**Objective A**
Rewrite the entries from the line with "Give bounding boxes" up to and including the line with "cell-text: winders xyxy=(42,639,186,677)", replacing "winders" with "spoolers" and leaving everything else unchanged.

If I have a DataFrame with a categorical column, how can I convert it to integers, like in R if foo is a data table with a categorical variable bar, you would do as.numeric(foo$bar)
I plan to index into an array based on which category things are in… and want to work with integers, not names of integers.
We should definitely add a public function to get integer codes. Waiting for it you can access the refs field, but note that its values correspond to the order in index(x.pool), not to those in levels(x). See the warning at Implementation details · CategoricalArrays.
Thanks for pointing that out! I think ideally you’d just create a constructor for Int… and it’d return the index into the levels… so something like this?
function Int(a::CategoricalArray)
map(x -> Int(x),CategoricalArrays.order(a.pool)[a.refs]);
end
Similarly for explicit UInt32 and UInt64 and etc.
WHOOPS, I’m obviously new to Julia, of course you’re going to return an Array{Int} so I guess you’d want
I am not sure if your function definition is a good idea. It seems you might be overloading Int. How about just converting the type (to whatever type you want):
using RDatasets
iris = dataset("datasets", "iris")
v=iris[:Species]
function get_indices(v)
return CategoricalArrays.order(v.pool)[v.refs]
end
refs=get_indices(iris[:Species])
refs2=convert(Vector{Int},refs)
I’m just learning Julia so I don’t know all the idioms but that seems like a bunch of work and it does exactly the same thing right? namely it gives you an array of ints?
what is the reason not to just construct an Array{Int} ?
indeed the Julia manual page 177 discusses convert vs constructor and clearly says conversion is for different representation of the same thing… here we are constructing an array of ints from a categorical representation of strings, it seems like a constructor is exactly what we want.

**Data supplied**
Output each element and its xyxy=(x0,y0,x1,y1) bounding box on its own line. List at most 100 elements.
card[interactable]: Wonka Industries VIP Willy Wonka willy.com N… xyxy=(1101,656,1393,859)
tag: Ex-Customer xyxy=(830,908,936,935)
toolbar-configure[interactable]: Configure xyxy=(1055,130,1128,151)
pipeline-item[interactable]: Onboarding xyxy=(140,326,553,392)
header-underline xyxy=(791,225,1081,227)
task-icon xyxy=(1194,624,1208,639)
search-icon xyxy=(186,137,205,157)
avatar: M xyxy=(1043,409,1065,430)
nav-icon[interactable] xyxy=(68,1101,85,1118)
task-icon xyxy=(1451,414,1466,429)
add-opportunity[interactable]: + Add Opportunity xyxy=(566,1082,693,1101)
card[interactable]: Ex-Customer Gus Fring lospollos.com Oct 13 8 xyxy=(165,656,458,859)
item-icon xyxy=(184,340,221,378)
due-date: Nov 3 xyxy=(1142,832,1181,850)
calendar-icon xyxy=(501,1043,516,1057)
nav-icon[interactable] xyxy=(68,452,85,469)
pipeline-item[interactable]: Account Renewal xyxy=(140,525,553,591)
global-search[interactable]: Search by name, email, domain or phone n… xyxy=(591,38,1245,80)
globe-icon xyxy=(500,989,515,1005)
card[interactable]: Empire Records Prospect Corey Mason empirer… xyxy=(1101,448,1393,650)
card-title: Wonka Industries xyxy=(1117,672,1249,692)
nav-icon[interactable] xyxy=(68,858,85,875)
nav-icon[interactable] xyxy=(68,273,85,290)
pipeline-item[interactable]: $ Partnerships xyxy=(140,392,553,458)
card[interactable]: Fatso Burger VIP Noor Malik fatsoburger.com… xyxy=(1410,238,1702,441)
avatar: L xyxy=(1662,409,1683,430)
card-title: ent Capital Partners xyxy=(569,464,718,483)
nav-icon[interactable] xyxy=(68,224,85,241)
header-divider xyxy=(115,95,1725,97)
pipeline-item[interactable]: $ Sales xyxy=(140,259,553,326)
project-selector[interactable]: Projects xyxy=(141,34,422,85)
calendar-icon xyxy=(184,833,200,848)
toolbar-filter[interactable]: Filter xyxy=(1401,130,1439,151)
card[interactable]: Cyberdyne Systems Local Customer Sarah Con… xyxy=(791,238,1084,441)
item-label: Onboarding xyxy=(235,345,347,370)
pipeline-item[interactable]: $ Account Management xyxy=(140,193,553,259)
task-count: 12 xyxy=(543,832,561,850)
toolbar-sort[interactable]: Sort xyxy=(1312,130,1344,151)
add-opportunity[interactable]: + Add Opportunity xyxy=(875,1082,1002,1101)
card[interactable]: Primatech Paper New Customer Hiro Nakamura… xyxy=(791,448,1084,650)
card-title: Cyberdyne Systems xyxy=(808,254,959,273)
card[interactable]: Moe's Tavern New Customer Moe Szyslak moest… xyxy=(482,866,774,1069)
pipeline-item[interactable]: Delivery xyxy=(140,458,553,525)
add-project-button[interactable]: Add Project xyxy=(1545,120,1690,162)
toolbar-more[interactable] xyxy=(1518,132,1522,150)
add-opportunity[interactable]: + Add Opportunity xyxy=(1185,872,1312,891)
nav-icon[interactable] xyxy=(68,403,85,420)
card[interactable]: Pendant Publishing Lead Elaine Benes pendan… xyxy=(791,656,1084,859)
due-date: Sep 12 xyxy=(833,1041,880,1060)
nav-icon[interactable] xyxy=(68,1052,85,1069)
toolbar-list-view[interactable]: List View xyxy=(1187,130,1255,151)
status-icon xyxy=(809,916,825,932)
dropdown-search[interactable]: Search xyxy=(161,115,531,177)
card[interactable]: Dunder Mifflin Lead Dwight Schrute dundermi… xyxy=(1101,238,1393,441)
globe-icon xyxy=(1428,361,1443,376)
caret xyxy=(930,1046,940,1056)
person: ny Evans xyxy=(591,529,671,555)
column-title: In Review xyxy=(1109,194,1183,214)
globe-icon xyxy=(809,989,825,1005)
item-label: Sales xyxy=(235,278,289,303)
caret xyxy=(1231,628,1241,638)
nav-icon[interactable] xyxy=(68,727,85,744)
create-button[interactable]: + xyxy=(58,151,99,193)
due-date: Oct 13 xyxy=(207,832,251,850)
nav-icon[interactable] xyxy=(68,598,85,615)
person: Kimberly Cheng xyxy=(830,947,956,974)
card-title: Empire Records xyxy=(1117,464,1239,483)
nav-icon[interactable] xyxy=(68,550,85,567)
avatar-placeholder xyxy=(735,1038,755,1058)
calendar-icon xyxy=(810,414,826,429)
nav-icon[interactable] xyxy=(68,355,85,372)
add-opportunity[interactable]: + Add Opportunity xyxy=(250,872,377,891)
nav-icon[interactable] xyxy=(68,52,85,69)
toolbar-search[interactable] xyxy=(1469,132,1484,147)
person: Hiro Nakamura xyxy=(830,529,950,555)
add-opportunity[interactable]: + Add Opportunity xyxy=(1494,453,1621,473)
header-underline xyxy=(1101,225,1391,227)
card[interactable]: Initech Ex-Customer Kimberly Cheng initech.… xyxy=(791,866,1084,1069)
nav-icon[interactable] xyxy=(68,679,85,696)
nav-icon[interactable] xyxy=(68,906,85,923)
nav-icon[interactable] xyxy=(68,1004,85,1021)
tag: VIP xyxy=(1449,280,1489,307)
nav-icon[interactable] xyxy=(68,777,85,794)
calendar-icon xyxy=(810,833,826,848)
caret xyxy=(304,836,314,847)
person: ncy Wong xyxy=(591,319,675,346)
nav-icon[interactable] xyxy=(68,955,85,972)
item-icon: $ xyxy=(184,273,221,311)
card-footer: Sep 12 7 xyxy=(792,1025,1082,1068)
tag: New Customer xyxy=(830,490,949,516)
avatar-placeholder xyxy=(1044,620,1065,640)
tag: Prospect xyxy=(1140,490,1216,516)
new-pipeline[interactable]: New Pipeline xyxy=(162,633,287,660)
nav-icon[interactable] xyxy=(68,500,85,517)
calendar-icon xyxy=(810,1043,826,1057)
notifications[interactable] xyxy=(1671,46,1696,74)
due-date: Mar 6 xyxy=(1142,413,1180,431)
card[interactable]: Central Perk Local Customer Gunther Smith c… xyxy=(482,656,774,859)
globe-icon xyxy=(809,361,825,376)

==

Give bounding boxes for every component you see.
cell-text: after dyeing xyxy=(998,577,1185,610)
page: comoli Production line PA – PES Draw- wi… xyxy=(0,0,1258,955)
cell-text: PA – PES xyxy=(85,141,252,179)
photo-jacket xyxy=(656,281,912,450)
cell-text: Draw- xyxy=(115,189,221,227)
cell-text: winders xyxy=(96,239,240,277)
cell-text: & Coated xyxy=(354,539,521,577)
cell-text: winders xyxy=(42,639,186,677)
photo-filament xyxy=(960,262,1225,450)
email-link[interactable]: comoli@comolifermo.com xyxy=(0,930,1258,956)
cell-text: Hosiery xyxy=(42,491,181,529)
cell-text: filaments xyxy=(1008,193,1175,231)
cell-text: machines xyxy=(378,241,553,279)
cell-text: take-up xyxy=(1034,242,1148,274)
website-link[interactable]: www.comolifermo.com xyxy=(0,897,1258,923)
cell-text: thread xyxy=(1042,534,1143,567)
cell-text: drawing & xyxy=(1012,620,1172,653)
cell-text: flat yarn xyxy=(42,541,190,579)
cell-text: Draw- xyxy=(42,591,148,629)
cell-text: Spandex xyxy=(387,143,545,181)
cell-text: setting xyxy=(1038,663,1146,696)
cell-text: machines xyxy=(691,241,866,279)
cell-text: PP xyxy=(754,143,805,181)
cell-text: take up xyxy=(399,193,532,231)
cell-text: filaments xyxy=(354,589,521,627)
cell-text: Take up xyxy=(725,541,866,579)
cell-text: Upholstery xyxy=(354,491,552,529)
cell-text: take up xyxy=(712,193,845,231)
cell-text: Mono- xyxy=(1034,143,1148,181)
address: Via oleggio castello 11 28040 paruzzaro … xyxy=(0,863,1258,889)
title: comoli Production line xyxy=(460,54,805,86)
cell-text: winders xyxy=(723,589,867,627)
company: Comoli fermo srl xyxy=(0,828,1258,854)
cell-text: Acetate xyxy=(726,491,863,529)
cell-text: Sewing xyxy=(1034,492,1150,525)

**Objective B**
In the thread on converting a categorical column to integers, which field can be accessed while waiting for a public function to get integer codes?

**Final answer A**
Give bounding boxes for every component you see.
cell-text: after dyeing xyxy=(998,577,1185,610)
page: comoli Production line PA – PES Draw- wi… xyxy=(0,0,1258,955)
cell-text: PA – PES xyxy=(85,141,252,179)
photo-jacket xyxy=(656,281,912,450)
cell-text: Draw- xyxy=(115,189,221,227)
cell-text: spoolers xyxy=(96,239,240,277)
cell-text: & Coated xyxy=(354,539,521,577)
cell-text: spoolers xyxy=(42,639,186,677)

**Final answer B**
The refs field.